● **WORK REQUIRED**
From the records below, copy every line that contains the word "content".

● **DATA PROVIDED**
^^^^^^^^

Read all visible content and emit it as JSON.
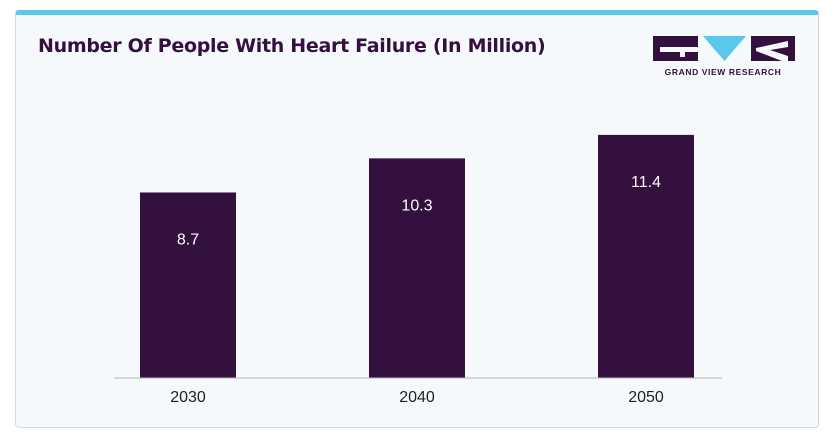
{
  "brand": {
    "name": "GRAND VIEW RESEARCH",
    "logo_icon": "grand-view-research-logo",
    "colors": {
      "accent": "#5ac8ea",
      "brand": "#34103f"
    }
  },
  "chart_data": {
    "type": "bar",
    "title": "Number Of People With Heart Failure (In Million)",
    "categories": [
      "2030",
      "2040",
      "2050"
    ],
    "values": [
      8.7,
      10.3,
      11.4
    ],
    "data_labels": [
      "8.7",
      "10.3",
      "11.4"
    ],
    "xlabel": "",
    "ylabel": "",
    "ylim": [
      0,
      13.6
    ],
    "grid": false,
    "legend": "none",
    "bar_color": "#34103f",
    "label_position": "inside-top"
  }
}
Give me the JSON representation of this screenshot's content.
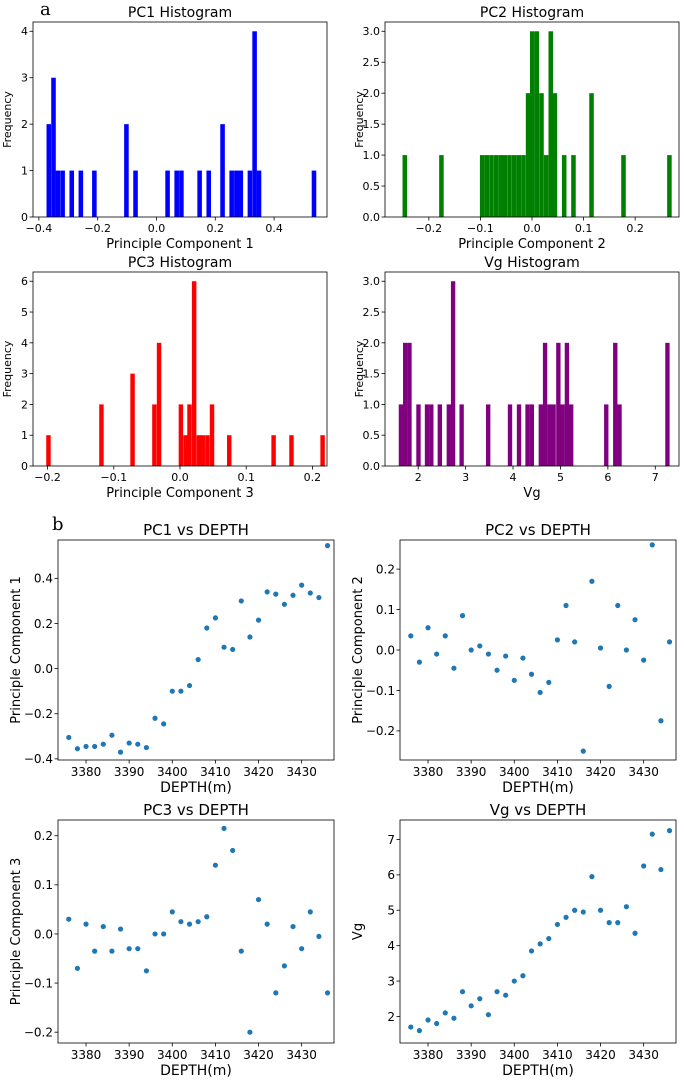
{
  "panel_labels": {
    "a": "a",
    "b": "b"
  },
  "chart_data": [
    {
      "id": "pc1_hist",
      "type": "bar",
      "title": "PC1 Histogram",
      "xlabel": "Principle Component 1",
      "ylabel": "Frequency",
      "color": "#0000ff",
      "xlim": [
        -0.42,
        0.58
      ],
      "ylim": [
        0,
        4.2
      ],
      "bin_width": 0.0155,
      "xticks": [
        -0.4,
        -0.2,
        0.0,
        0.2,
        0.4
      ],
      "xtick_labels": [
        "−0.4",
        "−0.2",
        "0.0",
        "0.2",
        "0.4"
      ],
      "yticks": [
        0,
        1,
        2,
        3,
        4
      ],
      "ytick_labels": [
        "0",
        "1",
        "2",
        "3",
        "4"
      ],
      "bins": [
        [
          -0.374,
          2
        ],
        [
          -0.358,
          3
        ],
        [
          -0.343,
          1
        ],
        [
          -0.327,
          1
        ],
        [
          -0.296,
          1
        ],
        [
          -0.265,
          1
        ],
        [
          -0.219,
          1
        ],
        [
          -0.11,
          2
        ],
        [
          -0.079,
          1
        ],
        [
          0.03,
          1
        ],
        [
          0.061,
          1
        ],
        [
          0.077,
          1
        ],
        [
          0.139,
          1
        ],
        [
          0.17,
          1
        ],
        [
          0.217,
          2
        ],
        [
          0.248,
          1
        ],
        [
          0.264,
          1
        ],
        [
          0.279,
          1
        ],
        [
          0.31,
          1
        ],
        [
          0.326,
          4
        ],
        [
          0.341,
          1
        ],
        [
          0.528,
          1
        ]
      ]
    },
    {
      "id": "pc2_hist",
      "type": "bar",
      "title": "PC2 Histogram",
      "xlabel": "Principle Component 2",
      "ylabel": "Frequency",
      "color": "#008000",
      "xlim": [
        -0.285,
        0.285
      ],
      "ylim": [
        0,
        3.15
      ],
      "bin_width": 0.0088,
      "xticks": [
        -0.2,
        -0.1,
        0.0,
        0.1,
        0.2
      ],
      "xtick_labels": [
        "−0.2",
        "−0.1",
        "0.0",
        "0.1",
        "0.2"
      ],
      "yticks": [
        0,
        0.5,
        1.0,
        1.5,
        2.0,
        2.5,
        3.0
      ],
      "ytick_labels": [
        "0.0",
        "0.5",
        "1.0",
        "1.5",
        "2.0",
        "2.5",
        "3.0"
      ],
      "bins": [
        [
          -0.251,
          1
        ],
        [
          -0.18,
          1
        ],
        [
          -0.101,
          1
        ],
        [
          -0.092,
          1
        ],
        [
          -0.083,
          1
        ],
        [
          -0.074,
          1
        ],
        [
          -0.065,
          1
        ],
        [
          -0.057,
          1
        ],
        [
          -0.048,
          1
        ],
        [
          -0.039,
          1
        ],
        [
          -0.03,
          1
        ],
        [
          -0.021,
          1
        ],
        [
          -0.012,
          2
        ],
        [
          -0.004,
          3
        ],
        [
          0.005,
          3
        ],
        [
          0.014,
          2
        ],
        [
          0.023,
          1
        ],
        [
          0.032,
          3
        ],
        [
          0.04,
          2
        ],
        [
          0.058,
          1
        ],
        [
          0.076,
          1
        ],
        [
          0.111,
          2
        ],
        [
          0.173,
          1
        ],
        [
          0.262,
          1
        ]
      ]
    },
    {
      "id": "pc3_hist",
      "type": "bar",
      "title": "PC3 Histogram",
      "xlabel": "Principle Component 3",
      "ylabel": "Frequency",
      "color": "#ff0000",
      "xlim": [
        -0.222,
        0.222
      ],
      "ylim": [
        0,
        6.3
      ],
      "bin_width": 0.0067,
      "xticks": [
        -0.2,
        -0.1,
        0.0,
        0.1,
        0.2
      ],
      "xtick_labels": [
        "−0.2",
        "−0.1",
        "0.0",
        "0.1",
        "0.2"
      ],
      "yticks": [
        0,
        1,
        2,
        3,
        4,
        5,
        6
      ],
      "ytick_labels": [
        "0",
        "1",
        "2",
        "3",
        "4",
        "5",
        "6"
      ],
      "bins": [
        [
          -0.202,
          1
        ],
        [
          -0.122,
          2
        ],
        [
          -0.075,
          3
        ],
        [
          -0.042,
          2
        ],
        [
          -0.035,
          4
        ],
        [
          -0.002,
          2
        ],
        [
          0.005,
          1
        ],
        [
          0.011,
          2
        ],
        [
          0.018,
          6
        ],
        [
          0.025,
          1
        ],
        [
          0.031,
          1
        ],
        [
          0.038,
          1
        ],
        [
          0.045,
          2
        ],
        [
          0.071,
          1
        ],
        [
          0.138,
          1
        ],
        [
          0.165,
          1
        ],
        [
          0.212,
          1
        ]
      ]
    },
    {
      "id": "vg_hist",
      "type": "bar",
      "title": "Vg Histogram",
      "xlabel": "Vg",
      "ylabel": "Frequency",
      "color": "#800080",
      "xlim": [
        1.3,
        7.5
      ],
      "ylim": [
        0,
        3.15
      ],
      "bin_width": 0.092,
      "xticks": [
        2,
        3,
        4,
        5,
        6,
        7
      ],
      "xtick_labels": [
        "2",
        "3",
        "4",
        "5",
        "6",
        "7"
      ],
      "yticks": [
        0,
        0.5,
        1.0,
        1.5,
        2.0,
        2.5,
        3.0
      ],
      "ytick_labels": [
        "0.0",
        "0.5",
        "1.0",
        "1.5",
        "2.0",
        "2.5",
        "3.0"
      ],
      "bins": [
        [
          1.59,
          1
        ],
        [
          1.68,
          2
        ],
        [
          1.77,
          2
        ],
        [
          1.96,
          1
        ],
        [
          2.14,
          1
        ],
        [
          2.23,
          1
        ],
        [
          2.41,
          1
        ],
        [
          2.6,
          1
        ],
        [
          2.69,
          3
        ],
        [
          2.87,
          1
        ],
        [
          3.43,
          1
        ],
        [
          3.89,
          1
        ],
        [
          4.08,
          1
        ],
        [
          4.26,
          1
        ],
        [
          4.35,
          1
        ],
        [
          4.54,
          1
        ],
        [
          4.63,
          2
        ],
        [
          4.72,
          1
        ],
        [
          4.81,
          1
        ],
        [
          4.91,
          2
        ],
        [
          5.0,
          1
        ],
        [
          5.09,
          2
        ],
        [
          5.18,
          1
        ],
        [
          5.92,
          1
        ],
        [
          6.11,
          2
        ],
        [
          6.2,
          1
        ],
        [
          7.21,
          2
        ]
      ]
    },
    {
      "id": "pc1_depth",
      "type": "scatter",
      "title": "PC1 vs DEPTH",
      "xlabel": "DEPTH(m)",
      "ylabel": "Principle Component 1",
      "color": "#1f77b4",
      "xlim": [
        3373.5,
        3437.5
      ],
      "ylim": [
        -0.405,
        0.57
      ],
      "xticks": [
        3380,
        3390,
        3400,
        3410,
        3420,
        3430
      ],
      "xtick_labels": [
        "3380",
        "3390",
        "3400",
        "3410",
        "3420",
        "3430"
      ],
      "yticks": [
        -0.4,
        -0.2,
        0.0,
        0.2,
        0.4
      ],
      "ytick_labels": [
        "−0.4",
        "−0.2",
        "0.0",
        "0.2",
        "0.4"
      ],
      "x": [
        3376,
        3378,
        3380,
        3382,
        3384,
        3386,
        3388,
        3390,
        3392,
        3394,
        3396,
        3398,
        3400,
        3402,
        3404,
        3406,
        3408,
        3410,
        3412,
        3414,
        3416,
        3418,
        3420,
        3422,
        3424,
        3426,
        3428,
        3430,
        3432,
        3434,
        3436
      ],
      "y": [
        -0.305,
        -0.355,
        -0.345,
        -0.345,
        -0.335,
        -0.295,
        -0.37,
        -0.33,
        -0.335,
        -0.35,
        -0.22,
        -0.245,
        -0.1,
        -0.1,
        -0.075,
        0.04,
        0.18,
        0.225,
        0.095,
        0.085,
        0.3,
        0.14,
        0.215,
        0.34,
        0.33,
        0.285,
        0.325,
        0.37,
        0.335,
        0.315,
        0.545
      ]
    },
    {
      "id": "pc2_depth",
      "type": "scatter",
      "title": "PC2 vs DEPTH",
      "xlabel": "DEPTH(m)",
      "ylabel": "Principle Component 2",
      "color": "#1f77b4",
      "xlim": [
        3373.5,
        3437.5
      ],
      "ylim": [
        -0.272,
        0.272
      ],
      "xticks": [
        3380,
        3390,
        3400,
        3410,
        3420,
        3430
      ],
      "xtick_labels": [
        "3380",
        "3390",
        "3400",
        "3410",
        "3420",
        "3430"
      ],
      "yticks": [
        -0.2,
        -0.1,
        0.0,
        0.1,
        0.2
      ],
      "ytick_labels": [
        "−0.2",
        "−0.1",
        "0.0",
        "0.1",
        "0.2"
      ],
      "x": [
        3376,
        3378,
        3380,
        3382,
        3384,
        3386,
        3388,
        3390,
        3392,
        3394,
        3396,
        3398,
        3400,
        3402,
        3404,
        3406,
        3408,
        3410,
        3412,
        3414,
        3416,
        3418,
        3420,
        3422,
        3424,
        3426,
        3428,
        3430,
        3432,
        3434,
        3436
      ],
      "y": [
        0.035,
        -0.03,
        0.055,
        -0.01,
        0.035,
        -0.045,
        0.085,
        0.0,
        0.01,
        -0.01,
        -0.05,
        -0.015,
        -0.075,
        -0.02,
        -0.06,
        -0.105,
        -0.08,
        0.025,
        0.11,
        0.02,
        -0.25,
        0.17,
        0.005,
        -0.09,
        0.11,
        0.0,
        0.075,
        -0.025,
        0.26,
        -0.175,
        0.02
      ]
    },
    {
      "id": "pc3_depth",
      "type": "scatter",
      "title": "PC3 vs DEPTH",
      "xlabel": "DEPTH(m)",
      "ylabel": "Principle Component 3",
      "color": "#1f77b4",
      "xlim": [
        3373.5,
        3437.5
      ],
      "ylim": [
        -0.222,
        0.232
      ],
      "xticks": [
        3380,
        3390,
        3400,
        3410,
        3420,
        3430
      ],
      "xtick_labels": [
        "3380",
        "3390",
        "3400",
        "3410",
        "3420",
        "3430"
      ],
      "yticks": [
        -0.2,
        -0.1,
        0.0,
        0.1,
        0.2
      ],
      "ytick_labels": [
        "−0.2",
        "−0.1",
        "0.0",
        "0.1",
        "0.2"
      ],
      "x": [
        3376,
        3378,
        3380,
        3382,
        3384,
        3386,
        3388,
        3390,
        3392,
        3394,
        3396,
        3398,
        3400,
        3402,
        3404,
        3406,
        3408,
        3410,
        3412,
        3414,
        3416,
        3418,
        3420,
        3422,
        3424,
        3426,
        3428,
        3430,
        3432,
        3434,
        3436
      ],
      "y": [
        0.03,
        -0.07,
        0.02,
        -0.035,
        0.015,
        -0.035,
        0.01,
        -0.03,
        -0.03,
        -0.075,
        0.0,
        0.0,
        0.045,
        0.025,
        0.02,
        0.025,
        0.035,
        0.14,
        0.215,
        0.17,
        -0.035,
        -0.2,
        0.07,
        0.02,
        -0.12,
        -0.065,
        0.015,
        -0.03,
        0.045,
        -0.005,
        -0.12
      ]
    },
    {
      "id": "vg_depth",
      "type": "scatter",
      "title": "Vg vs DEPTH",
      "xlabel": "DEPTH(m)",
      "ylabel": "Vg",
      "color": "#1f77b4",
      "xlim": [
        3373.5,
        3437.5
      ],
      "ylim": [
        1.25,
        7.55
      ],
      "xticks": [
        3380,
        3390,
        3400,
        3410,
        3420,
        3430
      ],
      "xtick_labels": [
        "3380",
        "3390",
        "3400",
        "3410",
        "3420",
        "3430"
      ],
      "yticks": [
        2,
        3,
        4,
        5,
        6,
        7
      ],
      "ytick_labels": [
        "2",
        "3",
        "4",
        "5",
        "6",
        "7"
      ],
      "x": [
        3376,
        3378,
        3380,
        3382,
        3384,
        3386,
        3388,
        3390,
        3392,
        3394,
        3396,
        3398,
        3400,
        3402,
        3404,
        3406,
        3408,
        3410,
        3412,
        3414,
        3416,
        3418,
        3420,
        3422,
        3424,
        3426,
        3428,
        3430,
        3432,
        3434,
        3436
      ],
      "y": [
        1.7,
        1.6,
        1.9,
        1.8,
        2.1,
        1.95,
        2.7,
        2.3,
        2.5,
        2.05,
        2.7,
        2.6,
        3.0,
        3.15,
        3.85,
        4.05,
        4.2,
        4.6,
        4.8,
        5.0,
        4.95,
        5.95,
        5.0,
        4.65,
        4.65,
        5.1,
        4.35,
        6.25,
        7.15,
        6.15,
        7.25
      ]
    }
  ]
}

^^^^^^^^

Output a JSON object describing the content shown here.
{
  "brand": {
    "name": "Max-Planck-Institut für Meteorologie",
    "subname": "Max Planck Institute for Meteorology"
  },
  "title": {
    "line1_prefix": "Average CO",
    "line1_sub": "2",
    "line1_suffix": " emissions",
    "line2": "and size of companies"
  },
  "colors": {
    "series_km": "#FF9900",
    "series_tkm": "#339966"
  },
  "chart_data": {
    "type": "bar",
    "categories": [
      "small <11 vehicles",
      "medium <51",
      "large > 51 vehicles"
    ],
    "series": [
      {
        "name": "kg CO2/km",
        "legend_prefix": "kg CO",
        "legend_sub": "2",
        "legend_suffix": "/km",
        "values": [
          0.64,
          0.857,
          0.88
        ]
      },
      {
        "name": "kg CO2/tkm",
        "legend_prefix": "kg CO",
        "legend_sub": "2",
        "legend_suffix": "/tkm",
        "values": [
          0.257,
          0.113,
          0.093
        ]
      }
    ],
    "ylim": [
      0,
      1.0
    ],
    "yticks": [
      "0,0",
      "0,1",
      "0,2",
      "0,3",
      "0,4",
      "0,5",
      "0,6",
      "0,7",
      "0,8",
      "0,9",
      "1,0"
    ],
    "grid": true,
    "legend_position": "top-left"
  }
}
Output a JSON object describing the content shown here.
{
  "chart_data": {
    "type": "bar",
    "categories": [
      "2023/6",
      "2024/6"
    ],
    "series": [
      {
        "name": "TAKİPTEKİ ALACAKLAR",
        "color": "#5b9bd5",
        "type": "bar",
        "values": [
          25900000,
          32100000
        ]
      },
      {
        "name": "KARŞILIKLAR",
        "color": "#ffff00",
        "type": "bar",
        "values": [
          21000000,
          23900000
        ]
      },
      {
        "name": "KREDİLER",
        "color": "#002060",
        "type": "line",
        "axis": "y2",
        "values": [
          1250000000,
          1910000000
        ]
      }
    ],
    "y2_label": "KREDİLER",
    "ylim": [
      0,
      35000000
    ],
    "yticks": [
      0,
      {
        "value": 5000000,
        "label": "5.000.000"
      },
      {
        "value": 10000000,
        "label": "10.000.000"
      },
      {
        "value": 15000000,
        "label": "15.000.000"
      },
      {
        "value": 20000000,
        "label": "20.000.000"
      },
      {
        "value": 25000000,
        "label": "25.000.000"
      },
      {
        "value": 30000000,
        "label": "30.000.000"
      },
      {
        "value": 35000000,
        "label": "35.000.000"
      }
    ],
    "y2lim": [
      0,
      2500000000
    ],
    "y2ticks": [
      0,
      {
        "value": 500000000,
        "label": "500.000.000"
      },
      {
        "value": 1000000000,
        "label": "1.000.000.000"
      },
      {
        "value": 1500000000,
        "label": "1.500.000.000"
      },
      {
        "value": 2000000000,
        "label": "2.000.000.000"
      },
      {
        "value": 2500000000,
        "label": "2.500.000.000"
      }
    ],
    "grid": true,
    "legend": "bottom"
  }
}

^^^^^^^^

● **REPLY TO THE EXERCISE**
Read all visible content and emit it as JSON.
Give me the JSON representation of this screenshot's content.
Output a JSON object describing the content shown here.
Output a JSON object describing the content shown here.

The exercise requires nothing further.